Items from a dataset
----
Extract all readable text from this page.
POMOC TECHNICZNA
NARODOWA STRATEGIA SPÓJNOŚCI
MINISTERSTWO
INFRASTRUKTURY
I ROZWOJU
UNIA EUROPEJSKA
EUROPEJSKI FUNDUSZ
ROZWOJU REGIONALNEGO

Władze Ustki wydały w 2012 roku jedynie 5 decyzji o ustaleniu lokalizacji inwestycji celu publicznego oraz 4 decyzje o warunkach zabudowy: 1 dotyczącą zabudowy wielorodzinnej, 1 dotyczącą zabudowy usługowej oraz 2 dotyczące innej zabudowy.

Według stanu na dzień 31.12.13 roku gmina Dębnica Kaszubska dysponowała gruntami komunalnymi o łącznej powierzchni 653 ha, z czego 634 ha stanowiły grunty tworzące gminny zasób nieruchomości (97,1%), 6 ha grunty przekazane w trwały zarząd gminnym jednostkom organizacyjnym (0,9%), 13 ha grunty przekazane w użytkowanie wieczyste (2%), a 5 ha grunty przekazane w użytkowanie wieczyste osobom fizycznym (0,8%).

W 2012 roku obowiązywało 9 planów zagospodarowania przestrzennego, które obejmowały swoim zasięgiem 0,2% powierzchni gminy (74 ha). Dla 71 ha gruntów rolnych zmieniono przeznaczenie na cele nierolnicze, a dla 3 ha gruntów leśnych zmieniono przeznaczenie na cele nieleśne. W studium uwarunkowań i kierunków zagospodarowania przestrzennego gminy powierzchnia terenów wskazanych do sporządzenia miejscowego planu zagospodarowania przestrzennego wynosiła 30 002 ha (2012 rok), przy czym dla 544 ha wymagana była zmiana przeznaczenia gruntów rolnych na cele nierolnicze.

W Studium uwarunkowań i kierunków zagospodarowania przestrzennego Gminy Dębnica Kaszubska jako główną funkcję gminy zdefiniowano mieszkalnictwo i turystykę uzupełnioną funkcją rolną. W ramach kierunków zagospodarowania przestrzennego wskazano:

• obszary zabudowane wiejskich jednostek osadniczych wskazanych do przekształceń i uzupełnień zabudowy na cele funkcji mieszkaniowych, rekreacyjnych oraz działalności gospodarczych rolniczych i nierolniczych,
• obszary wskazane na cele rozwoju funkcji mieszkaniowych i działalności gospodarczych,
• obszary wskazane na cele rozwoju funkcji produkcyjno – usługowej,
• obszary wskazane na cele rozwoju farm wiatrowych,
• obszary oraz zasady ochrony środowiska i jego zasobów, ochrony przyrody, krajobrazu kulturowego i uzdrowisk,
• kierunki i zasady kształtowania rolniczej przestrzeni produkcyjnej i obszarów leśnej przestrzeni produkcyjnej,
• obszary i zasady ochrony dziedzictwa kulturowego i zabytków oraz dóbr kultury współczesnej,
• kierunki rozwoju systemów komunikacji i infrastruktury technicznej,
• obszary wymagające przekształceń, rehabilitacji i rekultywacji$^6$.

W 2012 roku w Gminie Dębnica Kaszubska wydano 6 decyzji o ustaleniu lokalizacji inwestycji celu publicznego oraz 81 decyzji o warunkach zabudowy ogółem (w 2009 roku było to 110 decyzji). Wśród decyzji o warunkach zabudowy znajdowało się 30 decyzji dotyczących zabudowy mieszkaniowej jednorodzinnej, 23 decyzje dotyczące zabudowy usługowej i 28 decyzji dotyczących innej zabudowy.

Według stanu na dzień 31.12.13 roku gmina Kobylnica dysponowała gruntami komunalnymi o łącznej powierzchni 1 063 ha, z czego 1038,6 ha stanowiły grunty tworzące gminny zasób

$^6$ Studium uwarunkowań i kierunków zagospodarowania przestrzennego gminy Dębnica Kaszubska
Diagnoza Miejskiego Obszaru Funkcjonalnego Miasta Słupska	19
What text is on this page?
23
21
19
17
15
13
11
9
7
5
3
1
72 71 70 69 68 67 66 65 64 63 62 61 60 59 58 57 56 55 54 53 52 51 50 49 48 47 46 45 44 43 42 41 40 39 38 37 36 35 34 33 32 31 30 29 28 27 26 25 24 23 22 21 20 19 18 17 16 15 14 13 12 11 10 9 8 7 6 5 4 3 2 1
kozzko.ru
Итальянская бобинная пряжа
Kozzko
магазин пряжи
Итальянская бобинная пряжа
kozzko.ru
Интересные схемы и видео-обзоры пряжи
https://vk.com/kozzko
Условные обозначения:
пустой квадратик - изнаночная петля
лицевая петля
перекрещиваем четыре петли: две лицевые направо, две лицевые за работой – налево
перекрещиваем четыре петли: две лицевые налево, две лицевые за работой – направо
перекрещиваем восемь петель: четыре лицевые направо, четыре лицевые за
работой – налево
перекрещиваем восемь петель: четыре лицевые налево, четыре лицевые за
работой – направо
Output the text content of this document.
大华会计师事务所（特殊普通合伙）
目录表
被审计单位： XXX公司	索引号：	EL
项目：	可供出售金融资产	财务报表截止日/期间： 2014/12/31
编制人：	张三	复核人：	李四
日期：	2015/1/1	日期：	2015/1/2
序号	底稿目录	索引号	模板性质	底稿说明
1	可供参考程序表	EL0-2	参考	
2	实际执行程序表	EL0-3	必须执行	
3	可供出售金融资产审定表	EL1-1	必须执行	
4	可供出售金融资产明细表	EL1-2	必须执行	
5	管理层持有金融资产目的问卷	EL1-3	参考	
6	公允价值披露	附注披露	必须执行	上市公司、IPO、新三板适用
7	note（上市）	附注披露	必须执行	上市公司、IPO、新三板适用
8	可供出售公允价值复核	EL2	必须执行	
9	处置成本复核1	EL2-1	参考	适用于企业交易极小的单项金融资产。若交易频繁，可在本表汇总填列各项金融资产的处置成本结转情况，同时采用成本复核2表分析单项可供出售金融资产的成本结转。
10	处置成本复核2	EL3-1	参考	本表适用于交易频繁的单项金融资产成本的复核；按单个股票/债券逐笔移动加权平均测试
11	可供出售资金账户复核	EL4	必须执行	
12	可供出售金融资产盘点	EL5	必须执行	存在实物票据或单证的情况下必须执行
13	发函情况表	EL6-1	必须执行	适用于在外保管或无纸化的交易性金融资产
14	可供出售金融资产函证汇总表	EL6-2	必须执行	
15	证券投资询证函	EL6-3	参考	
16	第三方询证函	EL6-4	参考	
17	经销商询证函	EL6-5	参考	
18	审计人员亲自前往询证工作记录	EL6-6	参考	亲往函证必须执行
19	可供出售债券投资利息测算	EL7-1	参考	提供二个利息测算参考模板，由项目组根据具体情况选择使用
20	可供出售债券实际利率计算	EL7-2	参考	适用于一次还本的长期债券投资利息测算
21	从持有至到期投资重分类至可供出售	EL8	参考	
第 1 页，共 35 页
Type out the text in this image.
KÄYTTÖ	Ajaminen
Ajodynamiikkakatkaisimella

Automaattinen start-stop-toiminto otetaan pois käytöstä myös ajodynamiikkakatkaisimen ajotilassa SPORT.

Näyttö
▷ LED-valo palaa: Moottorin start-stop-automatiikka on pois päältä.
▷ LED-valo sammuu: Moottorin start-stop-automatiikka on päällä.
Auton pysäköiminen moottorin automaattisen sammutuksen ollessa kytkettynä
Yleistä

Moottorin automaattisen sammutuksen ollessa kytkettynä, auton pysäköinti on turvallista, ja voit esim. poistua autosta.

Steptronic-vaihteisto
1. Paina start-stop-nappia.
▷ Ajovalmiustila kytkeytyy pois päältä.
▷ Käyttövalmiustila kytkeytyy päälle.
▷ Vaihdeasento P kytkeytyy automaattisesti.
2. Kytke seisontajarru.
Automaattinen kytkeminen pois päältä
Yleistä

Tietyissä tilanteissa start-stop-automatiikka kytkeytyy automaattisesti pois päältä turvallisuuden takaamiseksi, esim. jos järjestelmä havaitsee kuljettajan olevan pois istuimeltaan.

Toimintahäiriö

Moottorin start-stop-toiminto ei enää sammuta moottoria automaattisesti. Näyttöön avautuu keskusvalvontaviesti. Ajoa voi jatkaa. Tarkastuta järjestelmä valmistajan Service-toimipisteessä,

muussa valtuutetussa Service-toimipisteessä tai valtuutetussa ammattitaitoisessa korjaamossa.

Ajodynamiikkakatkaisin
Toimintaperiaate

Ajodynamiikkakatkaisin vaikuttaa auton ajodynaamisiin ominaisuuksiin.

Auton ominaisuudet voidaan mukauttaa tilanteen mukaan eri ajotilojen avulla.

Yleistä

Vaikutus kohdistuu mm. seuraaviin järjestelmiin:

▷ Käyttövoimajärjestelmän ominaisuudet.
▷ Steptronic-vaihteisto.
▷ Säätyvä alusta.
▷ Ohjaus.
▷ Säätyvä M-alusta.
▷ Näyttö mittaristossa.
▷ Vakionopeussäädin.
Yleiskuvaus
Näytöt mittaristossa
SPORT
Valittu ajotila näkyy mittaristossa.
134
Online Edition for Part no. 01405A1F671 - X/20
----
TASK
Among the entries above, how many lines include the word "работой"? Reply with the number only.

TASK OUTPUT
4